Exercise instructions ▸ Repeat each entry word for word. Leave any images out of the copy.

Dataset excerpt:
-------
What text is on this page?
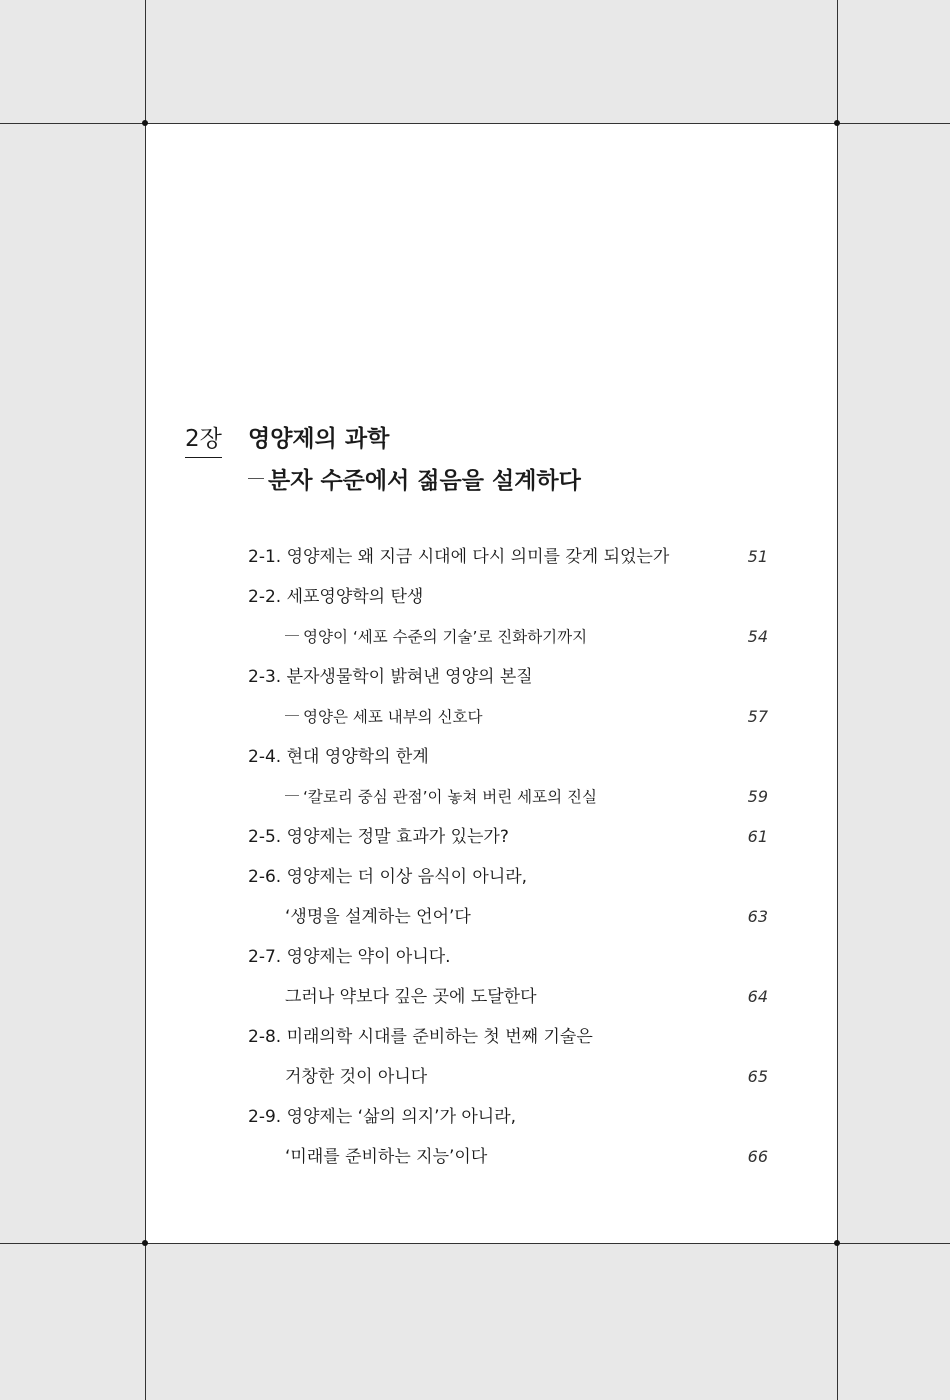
2장 영양제의 과학
분자 수준에서 젊음을 설계하다
2-1. 영양제는 왜 지금 시대에 다시 의미를 갖게 되었는가	51
2-2. 세포영양학의 탄생
영양이 ‘세포 수준의 기술’로 진화하기까지	54
2-3. 분자생물학이 밝혀낸 영양의 본질
영양은 세포 내부의 신호다	57
2-4. 현대 영양학의 한계
‘칼로리 중심 관점’이 놓쳐 버린 세포의 진실	59
2-5. 영양제는 정말 효과가 있는가?	61
2-6. 영양제는 더 이상 음식이 아니라,
‘생명을 설계하는 언어’다	63
2-7. 영양제는 약이 아니다.
그러나 약보다 깊은 곳에 도달한다	64
2-8. 미래의학 시대를 준비하는 첫 번째 기술은
거창한 것이 아니다	65
2-9. 영양제는 ‘삶의 의지’가 아니라,
‘미래를 준비하는 지능’이다	66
-------
Exercise output ▸
What text is on this page?
2장 영양제의 과학
분자 수준에서 젊음을 설계하다
2-1. 영양제는 왜 지금 시대에 다시 의미를 갖게 되었는가	51
2-2. 세포영양학의 탄생
영양이 ‘세포 수준의 기술’로 진화하기까지	54
2-3. 분자생물학이 밝혀낸 영양의 본질
영양은 세포 내부의 신호다	57
2-4. 현대 영양학의 한계
‘칼로리 중심 관점’이 놓쳐 버린 세포의 진실	59
2-5. 영양제는 정말 효과가 있는가?	61
2-6. 영양제는 더 이상 음식이 아니라,
‘생명을 설계하는 언어’다	63
2-7. 영양제는 약이 아니다.
그러나 약보다 깊은 곳에 도달한다	64
2-8. 미래의학 시대를 준비하는 첫 번째 기술은
거창한 것이 아니다	65
2-9. 영양제는 ‘삶의 의지’가 아니라,
‘미래를 준비하는 지능’이다	66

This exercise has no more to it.